*Objetivos*:
#1 Reproduza da ficha do filme tudo desde "Duração: 135 minutos;" até "DAVIES (1945 - )".
#2 Segundo a ficha do filme, em que data estreou em Portugal?

A CASA DA FELICIDADE
Título original: The
House of Mirth
Realização: Terence Davies
(Inglaterra, França, Alemanha, EUA, 2000); Argumento: Terence Davies, segundo
romance de Edith Wharton ("The House of Mirth"); Produção: Pippa
Cross, Bob Last, Olivia Stewart, Alan J. Wands;
Música (não original): Heather Bownass, Terry Davies, Isobel Griffiths,
Adrian Johnston, Bruce White, Adrian Johnston; Fotografia (cor): Remi
Adefarasin; Montagem: Michael Parker; Casting: Kerry Barden, Billy Hopkins,
Suzanne Smith; Design de produção: Don Taylor; Direcção artística: Diane
Dancklefsen; Decoração: John Bush; Guarda-roupa:
Monica Howe; Maquilhagem: Eva Marieges Moore, Dianne Millar, Christine
Powers, Jan Harrison Shell, Meg Speirs; Direcção de Produção: Wendy Broom, Tony Hood, Sarah Lee;
Assistentes de realização: William Booker, Sarah Lee, Nanna Mailand-Hansen, Guy
Travers; Departamento de arte: Alan Bailey, Jo Graysmark, Barry Nelson, Danny
Sumsion; Som: Tony Cook, Paul Hamblin, Catherine Hodgson; Efeitos especiais:
Ricky Farns, Stuart Murdoch; Efeitos visuais: John Paul Docherty, Tim Ollive,
Susi Roper; Companhias de produção: Arts Council of England, Diaphana Films ,
FilmFour, Granada Film Productions, Kinowelt Filmproduktion, National Lottery,
Progres Film Distribution, The Scottish Arts Council, Showtime Networks, The Glasgow Film Fund,
Three Rivers Production; Intérpretes:
Gillian Anderson (Lily Bart), Dan Aykroyd (Augustus 'Gus' Trenor), Eleanor Bron
(Mrs. Julia Peniston), Terry Kinney (George Dorset), Anthony LaPaglia (Sim
Rosedale), Laura Linney (Bertha Dorset), Jodhi May (Grace Julia Stepney),
Elizabeth McGovern (Mrs. Carry Fisher), Eric Stoltz (Lawrence Selden), Penny
Downie (Judy Trenor), Pearce Quigley (Percy Gryce), Helen Coker, Mary MacLeod,
Paul Venables, Serena Gordon, Lorelei King, Linda Marlowe, Anne Marie Timoney,
Clare Higgins, Ralph Riach, Brian Pettifer, Philippe De Grossouvre, Trevor Martin, David Ashton, etc.
Duração: 135 minutos; Distribuição
em Portugal: LNK; Classificação etária: M/ 12 anos; Data de estreia em
Portugal: 11 de Maio de 2001.
TERENCE DAVIES (1945 - )

[Listagens de regiões anotadas]
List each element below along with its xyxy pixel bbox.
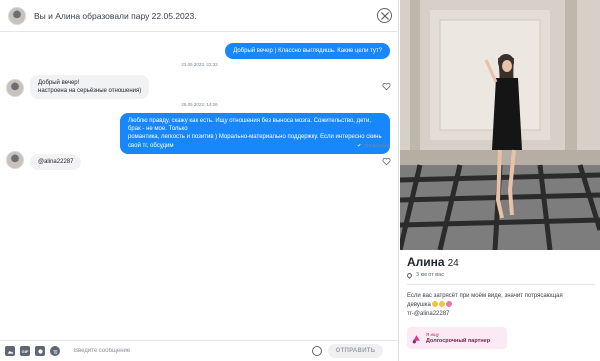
outgoing-message[interactable]: Добрый вечер ) Классно выглядишь. Какие … — [225, 43, 390, 60]
avatar[interactable] — [8, 6, 26, 25]
gif-icon: GIF — [21, 348, 29, 354]
outgoing-message[interactable]: Люблю правду, скажу как есть. Ищу отноше… — [120, 113, 390, 154]
profile-age: 24 — [447, 258, 459, 269]
message-line: Добрый вечер! — [38, 80, 80, 86]
timestamp: 23.05.2023, 22:33 — [181, 62, 218, 67]
heart-icon[interactable] — [382, 157, 391, 166]
sent-check-icon — [355, 142, 362, 148]
distance: 3 км от вас — [405, 271, 444, 279]
bio-line-emoji: девушка — [407, 301, 597, 310]
close-icon — [380, 11, 389, 20]
avatar[interactable] — [6, 151, 24, 169]
bio-line: тг-@alina22287 — [407, 311, 450, 317]
sticker-button[interactable] — [35, 346, 45, 356]
chat-panel: Вы и Алина образовали пару 22.05.2023. Д… — [0, 0, 399, 361]
flower-emoji-icon — [446, 301, 453, 307]
emoji-icon[interactable] — [312, 346, 322, 356]
profile-name-text: Алина — [407, 255, 445, 269]
status-text: Отправлено — [364, 142, 390, 148]
gif-button[interactable]: GIF — [20, 346, 30, 356]
location-pin-icon — [405, 271, 414, 279]
message-line: Люблю правду, скажу как есть. Ищу отноше… — [128, 118, 372, 133]
message-composer: GIF ОТПРАВИТЬ — [0, 340, 399, 361]
sticker-icon — [37, 348, 43, 354]
profile-panel: Алина 24 3 км от вас Если вас затрясёт пр… — [400, 0, 600, 361]
smile-emoji-icon — [439, 301, 446, 307]
heart-icon[interactable] — [382, 82, 391, 91]
goal-value: Долгосрочный партнер — [426, 337, 491, 344]
message-line: настроена на серьёзные отношения) — [38, 88, 142, 95]
message-list: Добрый вечер ) Классно выглядишь. Какие … — [0, 33, 399, 338]
image-icon — [7, 350, 13, 354]
timestamp: 28.05.2023, 14:26 — [181, 102, 218, 107]
incoming-message[interactable]: @alina22287 — [30, 154, 82, 171]
divider — [407, 284, 595, 285]
profile-name: Алина 24 — [407, 255, 459, 269]
match-title: Вы и Алина образовали пару 22.05.2023. — [34, 10, 197, 21]
close-button[interactable] — [377, 8, 392, 23]
bio-line: Если вас затрясёт при моём виде, значит … — [407, 293, 563, 299]
message-input[interactable] — [74, 344, 309, 358]
message-status: Отправлено — [355, 142, 390, 148]
image-upload-button[interactable] — [5, 346, 15, 356]
incoming-message[interactable]: Добрый вечер! настроена на серьёзные отн… — [30, 75, 150, 100]
profile-bio: Если вас затрясёт при моём виде, значит … — [407, 292, 597, 319]
chat-header: Вы и Алина образовали пару 22.05.2023. — [0, 0, 399, 32]
distance-text: 3 км от вас — [416, 272, 444, 278]
spotify-icon — [52, 349, 58, 354]
goal-icon — [412, 334, 420, 343]
message-line: романтика, легкость и позитив ) Морально… — [128, 134, 382, 149]
send-button[interactable]: ОТПРАВИТЬ — [328, 344, 383, 358]
spotify-button[interactable] — [50, 346, 60, 356]
relationship-goal-badge: Я ищу Долгосрочный партнер — [407, 327, 507, 349]
profile-photo[interactable] — [400, 0, 600, 250]
smile-emoji-icon — [432, 301, 439, 307]
bio-line: девушка — [407, 302, 431, 308]
avatar[interactable] — [6, 79, 24, 97]
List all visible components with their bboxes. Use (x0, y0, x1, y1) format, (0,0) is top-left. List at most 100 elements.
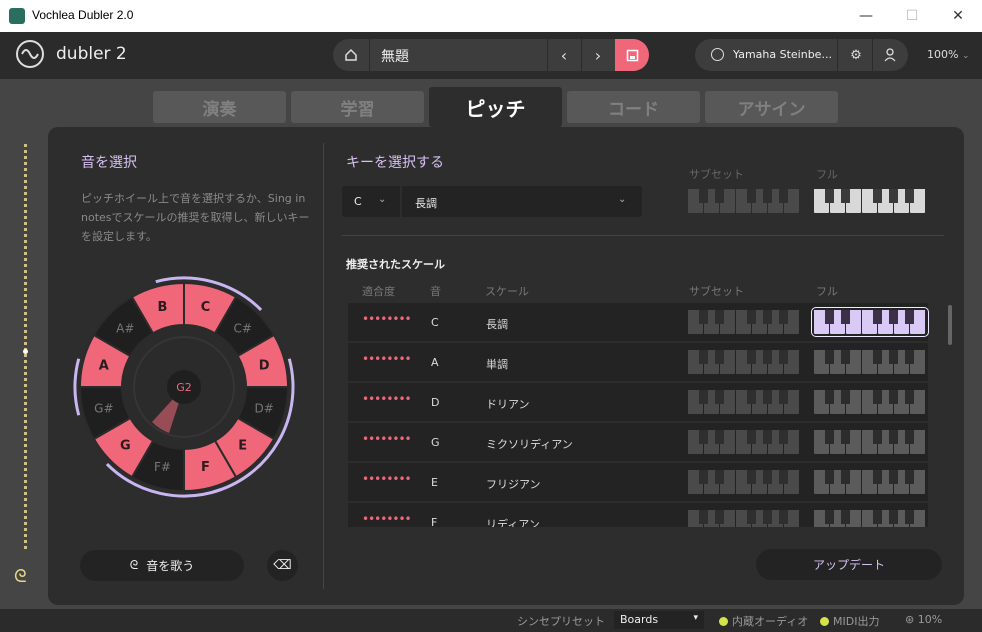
row-full-keyboard[interactable] (814, 430, 926, 454)
window-title: Vochlea Dubler 2.0 (32, 8, 134, 22)
fit-dots: •••••••• (362, 352, 412, 366)
home-button[interactable] (333, 39, 370, 71)
black-key (825, 470, 834, 484)
app-icon (9, 8, 25, 24)
next-project-button[interactable]: › (581, 39, 614, 71)
row-subset-keyboard[interactable] (688, 350, 800, 374)
clear-button[interactable]: ⌫ (267, 550, 298, 581)
close-button[interactable]: ✕ (935, 0, 981, 32)
black-key (779, 430, 788, 444)
black-key (699, 510, 708, 524)
row-full-keyboard[interactable] (811, 307, 929, 337)
tab-learn[interactable]: 学習 (291, 91, 424, 123)
main-area: 演奏 学習 ピッチ コード アサイン 音を選択 ピッチホイール上で音を選択するか… (0, 79, 982, 609)
cpu-meter: ⊛ 10% (905, 613, 942, 626)
project-name[interactable]: 無題 (381, 46, 409, 66)
internal-audio-toggle[interactable]: 内蔵オーディオ (719, 613, 808, 629)
row-subset-keyboard[interactable] (688, 310, 800, 334)
cpu-icon: ⊛ (905, 613, 915, 626)
full-keyboard[interactable] (814, 189, 926, 213)
col-note: 音 (430, 285, 441, 298)
black-key (905, 189, 914, 203)
row-note: D (431, 396, 440, 409)
wheel-label: D# (255, 401, 274, 415)
scale-row[interactable]: •••••••• E フリジアン (348, 463, 928, 501)
gear-icon: ⚙ (850, 47, 862, 63)
black-key (747, 430, 756, 444)
list-scrollbar[interactable] (948, 305, 952, 345)
pitch-wheel[interactable]: C C# D D# E F F# G G# A A# B G2 (69, 272, 299, 502)
black-key (763, 510, 772, 524)
scale-list: •••••••• C 長調 •••••••• A 単調 •••••••• D ドリアン •••••… (348, 303, 938, 527)
col-full: フル (816, 285, 838, 298)
black-key (873, 470, 882, 484)
logo-text: dubler 2 (56, 44, 127, 64)
divider (342, 235, 944, 236)
row-full-keyboard[interactable] (814, 470, 926, 494)
wheel-label: D (259, 359, 270, 374)
row-note: E (431, 476, 438, 489)
scale-row[interactable]: •••••••• G ミクソリディアン (348, 423, 928, 461)
user-icon (884, 48, 896, 62)
black-key (905, 390, 914, 404)
tuning-icon[interactable]: ᘓ (14, 566, 27, 587)
account-button[interactable] (872, 39, 909, 71)
microphone-icon: ᘓ (129, 558, 139, 572)
row-subset-keyboard[interactable] (688, 430, 800, 454)
tab-perform[interactable]: 演奏 (153, 91, 286, 123)
tab-chords[interactable]: コード (567, 91, 700, 123)
scale-row[interactable]: •••••••• A 単調 (348, 343, 928, 381)
chevron-down-icon: ⌄ (378, 194, 387, 205)
black-key (699, 350, 708, 364)
zoom-select[interactable]: 100% ⌄ (927, 48, 970, 61)
prev-project-button[interactable]: ‹ (547, 39, 580, 71)
maximize-button[interactable]: ☐ (889, 0, 935, 32)
scale-dropdown[interactable]: 長調 (415, 195, 437, 211)
black-key (889, 470, 898, 484)
black-key (841, 470, 850, 484)
scale-row[interactable]: •••••••• D ドリアン (348, 383, 928, 421)
synth-preset-label: シンセプリセット (517, 615, 605, 628)
tab-pitch[interactable]: ピッチ (429, 87, 562, 127)
center-note: G2 (176, 381, 192, 394)
dubler-logo-icon (16, 40, 44, 68)
scale-row[interactable]: •••••••• F リディアン (348, 503, 928, 527)
save-button[interactable] (615, 39, 649, 71)
device-name[interactable]: Yamaha Steinbe... (733, 48, 832, 61)
midi-out-toggle[interactable]: MIDI出力 (820, 613, 879, 629)
tab-assign[interactable]: アサイン (705, 91, 838, 123)
note-select-description: ピッチホイール上で音を選択するか、Sing in notesでスケールの推奨を取… (81, 192, 310, 243)
black-key (779, 189, 788, 203)
subset-keyboard[interactable] (688, 189, 800, 213)
settings-button[interactable]: ⚙ (837, 39, 874, 71)
row-scale: 長調 (486, 318, 508, 331)
update-button[interactable]: アップデート (756, 549, 942, 580)
row-scale: ミクソリディアン (486, 438, 573, 451)
key-dropdown[interactable]: C (354, 195, 362, 208)
scale-row[interactable]: •••••••• C 長調 (348, 303, 929, 341)
sing-notes-label: 音を歌う (146, 559, 195, 573)
recommended-title: 推奨されたスケール (346, 258, 445, 271)
row-subset-keyboard[interactable] (688, 390, 800, 414)
row-scale: 単調 (486, 358, 508, 371)
key-selector: C ⌄ 長調 ⌄ (342, 186, 642, 217)
key-select-title: キーを選択する (346, 155, 444, 171)
black-key (825, 510, 834, 524)
black-key (699, 430, 708, 444)
wheel-label: A (99, 359, 109, 374)
row-note: G (431, 436, 440, 449)
row-full-keyboard[interactable] (814, 350, 926, 374)
black-key (747, 350, 756, 364)
minimize-button[interactable]: — (843, 0, 889, 32)
row-full-keyboard[interactable] (814, 390, 926, 414)
black-key (747, 470, 756, 484)
black-key (715, 430, 724, 444)
zoom-level: 100% (927, 48, 959, 61)
black-key (699, 470, 708, 484)
sing-notes-button[interactable]: ᘓ 音を歌う (80, 550, 244, 581)
preset-dropdown[interactable]: Boards ▾ (614, 611, 704, 629)
row-subset-keyboard[interactable] (688, 510, 800, 527)
row-full-keyboard[interactable] (814, 510, 926, 527)
row-subset-keyboard[interactable] (688, 470, 800, 494)
black-key (889, 350, 898, 364)
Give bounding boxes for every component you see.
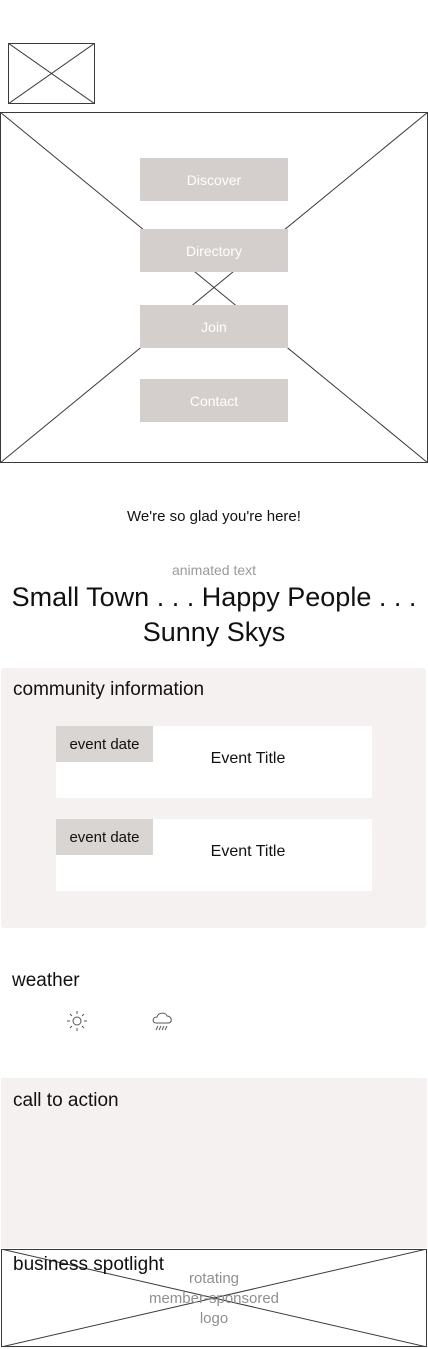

*Soluções por ordem*:
#1
Duração: 135 minutos; Distribuição
em Portugal: LNK; Classificação etária: M/ 12 anos; Data de estreia em
Portugal: 11 de Maio de 2001.
TERENCE DAVIES (1945 - )

#2 11 de Maio de 2001.